▶ **Exercise instructions**:
Reproduce the entire listing word for word.

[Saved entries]
====================
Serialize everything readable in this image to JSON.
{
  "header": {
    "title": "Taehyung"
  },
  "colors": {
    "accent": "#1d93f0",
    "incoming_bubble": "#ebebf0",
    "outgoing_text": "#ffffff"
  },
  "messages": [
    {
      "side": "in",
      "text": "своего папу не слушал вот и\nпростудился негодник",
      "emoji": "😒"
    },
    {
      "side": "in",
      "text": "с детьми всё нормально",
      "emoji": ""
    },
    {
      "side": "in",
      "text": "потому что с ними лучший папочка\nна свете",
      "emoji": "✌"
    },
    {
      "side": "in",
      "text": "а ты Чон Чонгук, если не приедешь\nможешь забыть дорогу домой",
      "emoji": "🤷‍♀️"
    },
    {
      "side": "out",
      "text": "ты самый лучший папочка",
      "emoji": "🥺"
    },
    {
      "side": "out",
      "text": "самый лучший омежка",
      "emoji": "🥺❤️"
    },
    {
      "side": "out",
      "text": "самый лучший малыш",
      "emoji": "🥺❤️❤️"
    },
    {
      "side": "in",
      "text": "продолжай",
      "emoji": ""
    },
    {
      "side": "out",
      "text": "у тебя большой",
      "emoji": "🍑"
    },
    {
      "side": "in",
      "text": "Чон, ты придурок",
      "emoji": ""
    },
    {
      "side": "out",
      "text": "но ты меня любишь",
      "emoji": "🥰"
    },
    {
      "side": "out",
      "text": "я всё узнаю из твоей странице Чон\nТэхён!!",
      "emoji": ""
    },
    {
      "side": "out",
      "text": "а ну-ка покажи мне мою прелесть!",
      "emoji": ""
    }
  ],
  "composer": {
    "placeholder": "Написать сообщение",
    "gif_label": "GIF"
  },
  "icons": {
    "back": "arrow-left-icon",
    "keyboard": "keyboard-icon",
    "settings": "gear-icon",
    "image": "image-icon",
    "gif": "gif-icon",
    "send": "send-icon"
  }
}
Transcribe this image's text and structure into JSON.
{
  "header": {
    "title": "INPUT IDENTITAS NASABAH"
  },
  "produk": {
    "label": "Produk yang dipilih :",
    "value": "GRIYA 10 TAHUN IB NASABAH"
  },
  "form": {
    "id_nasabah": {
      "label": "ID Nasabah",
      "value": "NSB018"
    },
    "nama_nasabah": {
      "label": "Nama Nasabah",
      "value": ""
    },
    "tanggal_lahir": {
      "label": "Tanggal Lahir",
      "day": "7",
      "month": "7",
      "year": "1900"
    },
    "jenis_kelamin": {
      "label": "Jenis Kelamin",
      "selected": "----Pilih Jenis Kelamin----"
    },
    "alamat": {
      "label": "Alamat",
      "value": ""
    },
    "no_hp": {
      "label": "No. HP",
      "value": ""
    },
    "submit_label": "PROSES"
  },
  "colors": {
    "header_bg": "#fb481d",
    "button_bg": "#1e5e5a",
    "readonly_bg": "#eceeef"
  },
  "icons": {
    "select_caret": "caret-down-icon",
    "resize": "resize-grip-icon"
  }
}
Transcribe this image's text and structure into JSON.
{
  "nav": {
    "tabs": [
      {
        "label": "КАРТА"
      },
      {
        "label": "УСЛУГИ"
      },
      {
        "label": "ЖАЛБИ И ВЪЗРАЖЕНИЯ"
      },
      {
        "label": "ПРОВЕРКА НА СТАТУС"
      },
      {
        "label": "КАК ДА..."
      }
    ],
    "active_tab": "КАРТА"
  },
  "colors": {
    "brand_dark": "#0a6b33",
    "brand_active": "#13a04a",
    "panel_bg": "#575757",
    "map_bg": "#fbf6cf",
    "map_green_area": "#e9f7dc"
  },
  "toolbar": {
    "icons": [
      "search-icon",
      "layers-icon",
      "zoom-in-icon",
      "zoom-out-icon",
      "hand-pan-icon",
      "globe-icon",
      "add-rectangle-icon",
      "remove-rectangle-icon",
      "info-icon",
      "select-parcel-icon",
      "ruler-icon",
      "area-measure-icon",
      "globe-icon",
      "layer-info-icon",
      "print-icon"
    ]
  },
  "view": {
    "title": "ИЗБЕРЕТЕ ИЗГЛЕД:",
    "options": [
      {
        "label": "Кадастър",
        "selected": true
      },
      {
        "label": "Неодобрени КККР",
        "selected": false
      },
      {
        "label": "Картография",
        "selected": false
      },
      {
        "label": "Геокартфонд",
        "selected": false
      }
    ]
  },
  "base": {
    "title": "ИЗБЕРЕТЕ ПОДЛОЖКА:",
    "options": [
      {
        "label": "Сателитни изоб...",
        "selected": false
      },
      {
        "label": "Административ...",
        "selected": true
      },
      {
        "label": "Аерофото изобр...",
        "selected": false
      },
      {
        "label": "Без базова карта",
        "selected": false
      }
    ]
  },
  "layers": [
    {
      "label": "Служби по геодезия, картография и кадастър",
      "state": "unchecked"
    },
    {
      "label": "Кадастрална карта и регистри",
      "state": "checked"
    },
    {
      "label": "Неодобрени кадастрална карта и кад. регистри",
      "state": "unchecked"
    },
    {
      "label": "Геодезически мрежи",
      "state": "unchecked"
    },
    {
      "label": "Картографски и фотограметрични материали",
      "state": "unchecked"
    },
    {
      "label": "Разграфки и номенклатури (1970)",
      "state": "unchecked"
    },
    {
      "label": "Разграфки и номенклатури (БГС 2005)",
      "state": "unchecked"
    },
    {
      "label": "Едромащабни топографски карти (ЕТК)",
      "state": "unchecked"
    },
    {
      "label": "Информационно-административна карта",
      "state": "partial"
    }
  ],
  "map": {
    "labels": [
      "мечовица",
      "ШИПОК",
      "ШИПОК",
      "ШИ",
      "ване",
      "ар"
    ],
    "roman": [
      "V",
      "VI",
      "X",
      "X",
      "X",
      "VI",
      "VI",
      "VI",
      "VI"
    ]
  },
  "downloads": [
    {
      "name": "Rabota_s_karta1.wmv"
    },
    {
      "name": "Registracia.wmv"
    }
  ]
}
====================
▶ **Answer to this task**:
Serialize everything readable in this image to JSON.
{
  "header": {
    "title": "Taehyung"
  },
  "colors": {
    "accent": "#1d93f0",
    "incoming_bubble": "#ebebf0",
    "outgoing_text": "#ffffff"
  },
  "messages": [
    {
      "side": "in",
      "text": "своего папу не слушал вот и\nпростудился негодник",
      "emoji": "😒"
    },
    {
      "side": "in",
      "text": "с детьми всё нормально",
      "emoji": ""
    },
    {
      "side": "in",
      "text": "потому что с ними лучший папочка\nна свете",
      "emoji": "✌"
    },
    {
      "side": "in",
      "text": "а ты Чон Чонгук, если не приедешь\nможешь забыть дорогу домой",
      "emoji": "🤷‍♀️"
    },
    {
      "side": "out",
      "text": "ты самый лучший папочка",
      "emoji": "🥺"
    },
    {
      "side": "out",
      "text": "самый лучший омежка",
      "emoji": "🥺❤️"
    },
    {
      "side": "out",
      "text": "самый лучший малыш",
      "emoji": "🥺❤️❤️"
    },
    {
      "side": "in",
      "text": "продолжай",
      "emoji": ""
    },
    {
      "side": "out",
      "text": "у тебя большой",
      "emoji": "🍑"
    },
    {
      "side": "in",
      "text": "Чон, ты придурок",
      "emoji": ""
    },
    {
      "side": "out",
      "text": "но ты меня любишь",
      "emoji": "🥰"
    },
    {
      "side": "out",
      "text": "я всё узнаю из твоей странице Чон\nТэхён!!",
      "emoji": ""
    },
    {
      "side": "out",
      "text": "а ну-ка покажи мне мою прелесть!",
      "emoji": ""
    }
  ],
  "composer": {
    "placeholder": "Написать сообщение",
    "gif_label": "GIF"
  },
  "icons": {
    "back": "arrow-left-icon",
    "keyboard": "keyboard-icon",
    "settings": "gear-icon",
    "image": "image-icon",
    "gif": "gif-icon",
    "send": "send-icon"
  }
}
Transcribe this image's text and structure into JSON.
{
  "header": {
    "title": "INPUT IDENTITAS NASABAH"
  },
  "produk": {
    "label": "Produk yang dipilih :",
    "value": "GRIYA 10 TAHUN IB NASABAH"
  },
  "form": {
    "id_nasabah": {
      "label": "ID Nasabah",
      "value": "NSB018"
    },
    "nama_nasabah": {
      "label": "Nama Nasabah",
      "value": ""
    },
    "tanggal_lahir": {
      "label": "Tanggal Lahir",
      "day": "7",
      "month": "7",
      "year": "1900"
    },
    "jenis_kelamin": {
      "label": "Jenis Kelamin",
      "selected": "----Pilih Jenis Kelamin----"
    },
    "alamat": {
      "label": "Alamat",
      "value": ""
    },
    "no_hp": {
      "label": "No. HP",
      "value": ""
    },
    "submit_label": "PROSES"
  },
  "colors": {
    "header_bg": "#fb481d",
    "button_bg": "#1e5e5a",
    "readonly_bg": "#eceeef"
  },
  "icons": {
    "select_caret": "caret-down-icon",
    "resize": "resize-grip-icon"
  }
}
Transcribe this image's text and structure into JSON.
{
  "nav": {
    "tabs": [
      {
        "label": "КАРТА"
      },
      {
        "label": "УСЛУГИ"
      },
      {
        "label": "ЖАЛБИ И ВЪЗРАЖЕНИЯ"
      },
      {
        "label": "ПРОВЕРКА НА СТАТУС"
      },
      {
        "label": "КАК ДА..."
      }
    ],
    "active_tab": "КАРТА"
  },
  "colors": {
    "brand_dark": "#0a6b33",
    "brand_active": "#13a04a",
    "panel_bg": "#575757",
    "map_bg": "#fbf6cf",
    "map_green_area": "#e9f7dc"
  },
  "toolbar": {
    "icons": [
      "search-icon",
      "layers-icon",
      "zoom-in-icon",
      "zoom-out-icon",
      "hand-pan-icon",
      "globe-icon",
      "add-rectangle-icon",
      "remove-rectangle-icon",
      "info-icon",
      "select-parcel-icon",
      "ruler-icon",
      "area-measure-icon",
      "globe-icon",
      "layer-info-icon",
      "print-icon"
    ]
  },
  "view": {
    "title": "ИЗБЕРЕТЕ ИЗГЛЕД:",
    "options": [
      {
        "label": "Кадастър",
        "selected": true
      },
      {
        "label": "Неодобрени КККР",
        "selected": false
      },
      {
        "label": "Картография",
        "selected": false
      },
      {
        "label": "Геокартфонд",
        "selected": false
      }
    ]
  },
  "base": {
    "title": "ИЗБЕРЕТЕ ПОДЛОЖКА:",
    "options": [
      {
        "label": "Сателитни изоб...",
        "selected": false
      },
      {
        "label": "Административ...",
        "selected": true
      },
      {
        "label": "Аерофото изобр...",
        "selected": false
      },
      {
        "label": "Без базова карта",
        "selected": false
      }
    ]
  },
  "layers": [
    {
      "label": "Служби по геодезия, картография и кадастър",
      "state": "unchecked"
    },
    {
      "label": "Кадастрална карта и регистри",
      "state": "checked"
    },
    {
      "label": "Неодобрени кадастрална карта и кад. регистри",
      "state": "unchecked"
    },
    {
      "label": "Геодезически мрежи",
      "state": "unchecked"
    },
    {
      "label": "Картографски и фотограметрични материали",
      "state": "unchecked"
    },
    {
      "label": "Разграфки и номенклатури (1970)",
      "state": "unchecked"
    },
    {
      "label": "Разграфки и номенклатури (БГС 2005)",
      "state": "unchecked"
    },
    {
      "label": "Едромащабни топографски карти (ЕТК)",
      "state": "unchecked"
    },
    {
      "label": "Информационно-административна карта",
      "state": "partial"
    }
  ],
  "map": {
    "labels": [
      "мечовица",
      "ШИПОК",
      "ШИПОК",
      "ШИ",
      "ване",
      "ар"
    ],
    "roman": [
      "V",
      "VI",
      "X",
      "X",
      "X",
      "VI",
      "VI",
      "VI",
      "VI"
    ]
  },
  "downloads": [
    {
      "name": "Rabota_s_karta1.wmv"
    },
    {
      "name": "Registracia.wmv"
    }
  ]
}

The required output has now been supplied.